To be done :: Without the pictures, can you quote each line below exactly?
--- START Extracted records ---
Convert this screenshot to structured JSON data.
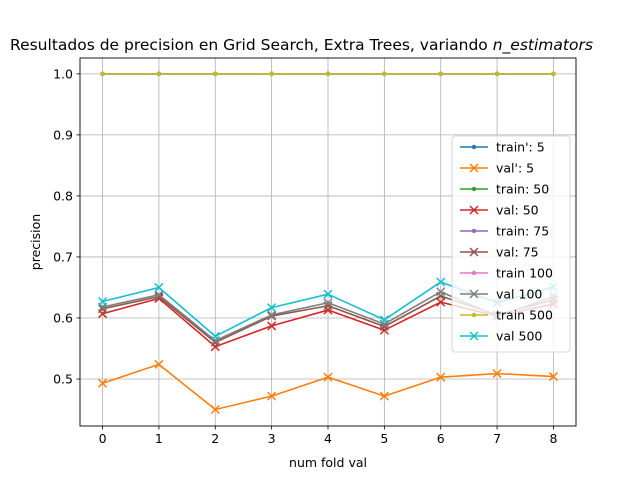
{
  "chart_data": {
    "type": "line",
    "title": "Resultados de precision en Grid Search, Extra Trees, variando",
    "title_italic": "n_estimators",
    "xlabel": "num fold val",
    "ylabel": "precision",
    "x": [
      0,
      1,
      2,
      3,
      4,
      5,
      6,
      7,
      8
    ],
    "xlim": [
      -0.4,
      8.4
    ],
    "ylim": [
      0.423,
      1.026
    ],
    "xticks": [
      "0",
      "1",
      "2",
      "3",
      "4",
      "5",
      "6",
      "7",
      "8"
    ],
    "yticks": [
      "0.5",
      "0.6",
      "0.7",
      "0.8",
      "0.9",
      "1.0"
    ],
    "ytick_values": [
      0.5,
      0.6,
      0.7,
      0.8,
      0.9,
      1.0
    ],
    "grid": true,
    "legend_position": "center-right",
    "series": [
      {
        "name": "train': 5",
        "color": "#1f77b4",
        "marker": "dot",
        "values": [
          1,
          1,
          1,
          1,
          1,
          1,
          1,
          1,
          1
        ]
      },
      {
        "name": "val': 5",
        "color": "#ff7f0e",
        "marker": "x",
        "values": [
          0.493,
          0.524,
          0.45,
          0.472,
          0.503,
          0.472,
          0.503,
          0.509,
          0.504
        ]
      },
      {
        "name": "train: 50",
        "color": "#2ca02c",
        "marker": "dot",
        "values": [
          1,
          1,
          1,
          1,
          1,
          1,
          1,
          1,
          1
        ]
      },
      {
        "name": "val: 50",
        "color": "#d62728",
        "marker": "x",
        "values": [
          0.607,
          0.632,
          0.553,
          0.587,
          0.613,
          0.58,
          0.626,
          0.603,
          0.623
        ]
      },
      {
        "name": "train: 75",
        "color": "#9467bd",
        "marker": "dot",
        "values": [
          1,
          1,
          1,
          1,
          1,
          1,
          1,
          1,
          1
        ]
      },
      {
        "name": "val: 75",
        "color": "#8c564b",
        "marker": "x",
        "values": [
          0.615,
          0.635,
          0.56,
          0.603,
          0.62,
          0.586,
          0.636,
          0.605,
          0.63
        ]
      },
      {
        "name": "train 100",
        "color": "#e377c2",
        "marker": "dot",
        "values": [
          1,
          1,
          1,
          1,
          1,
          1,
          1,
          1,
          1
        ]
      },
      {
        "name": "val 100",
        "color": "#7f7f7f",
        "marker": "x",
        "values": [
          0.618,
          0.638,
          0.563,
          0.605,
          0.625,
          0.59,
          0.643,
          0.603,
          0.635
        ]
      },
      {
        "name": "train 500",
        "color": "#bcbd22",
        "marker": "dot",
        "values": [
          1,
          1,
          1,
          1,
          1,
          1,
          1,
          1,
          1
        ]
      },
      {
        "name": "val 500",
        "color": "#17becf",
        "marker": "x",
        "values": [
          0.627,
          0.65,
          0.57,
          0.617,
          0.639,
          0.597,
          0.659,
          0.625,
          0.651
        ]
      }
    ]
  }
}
--- END Extracted records ---
Response to this exercise ::
Convert this screenshot to structured JSON data.
{
  "chart_data": {
    "type": "line",
    "title": "Resultados de precision en Grid Search, Extra Trees, variando",
    "title_italic": "n_estimators",
    "xlabel": "num fold val",
    "ylabel": "precision",
    "x": [
      0,
      1,
      2,
      3,
      4,
      5,
      6,
      7,
      8
    ],
    "xlim": [
      -0.4,
      8.4
    ],
    "ylim": [
      0.423,
      1.026
    ],
    "xticks": [
      "0",
      "1",
      "2",
      "3",
      "4",
      "5",
      "6",
      "7",
      "8"
    ],
    "yticks": [
      "0.5",
      "0.6",
      "0.7",
      "0.8",
      "0.9",
      "1.0"
    ],
    "ytick_values": [
      0.5,
      0.6,
      0.7,
      0.8,
      0.9,
      1.0
    ],
    "grid": true,
    "legend_position": "center-right",
    "series": [
      {
        "name": "train': 5",
        "color": "#1f77b4",
        "marker": "dot",
        "values": [
          1,
          1,
          1,
          1,
          1,
          1,
          1,
          1,
          1
        ]
      },
      {
        "name": "val': 5",
        "color": "#ff7f0e",
        "marker": "x",
        "values": [
          0.493,
          0.524,
          0.45,
          0.472,
          0.503,
          0.472,
          0.503,
          0.509,
          0.504
        ]
      },
      {
        "name": "train: 50",
        "color": "#2ca02c",
        "marker": "dot",
        "values": [
          1,
          1,
          1,
          1,
          1,
          1,
          1,
          1,
          1
        ]
      },
      {
        "name": "val: 50",
        "color": "#d62728",
        "marker": "x",
        "values": [
          0.607,
          0.632,
          0.553,
          0.587,
          0.613,
          0.58,
          0.626,
          0.603,
          0.623
        ]
      },
      {
        "name": "train: 75",
        "color": "#9467bd",
        "marker": "dot",
        "values": [
          1,
          1,
          1,
          1,
          1,
          1,
          1,
          1,
          1
        ]
      },
      {
        "name": "val: 75",
        "color": "#8c564b",
        "marker": "x",
        "values": [
          0.615,
          0.635,
          0.56,
          0.603,
          0.62,
          0.586,
          0.636,
          0.605,
          0.63
        ]
      },
      {
        "name": "train 100",
        "color": "#e377c2",
        "marker": "dot",
        "values": [
          1,
          1,
          1,
          1,
          1,
          1,
          1,
          1,
          1
        ]
      },
      {
        "name": "val 100",
        "color": "#7f7f7f",
        "marker": "x",
        "values": [
          0.618,
          0.638,
          0.563,
          0.605,
          0.625,
          0.59,
          0.643,
          0.603,
          0.635
        ]
      },
      {
        "name": "train 500",
        "color": "#bcbd22",
        "marker": "dot",
        "values": [
          1,
          1,
          1,
          1,
          1,
          1,
          1,
          1,
          1
        ]
      },
      {
        "name": "val 500",
        "color": "#17becf",
        "marker": "x",
        "values": [
          0.627,
          0.65,
          0.57,
          0.617,
          0.639,
          0.597,
          0.659,
          0.625,
          0.651
        ]
      }
    ]
  }
}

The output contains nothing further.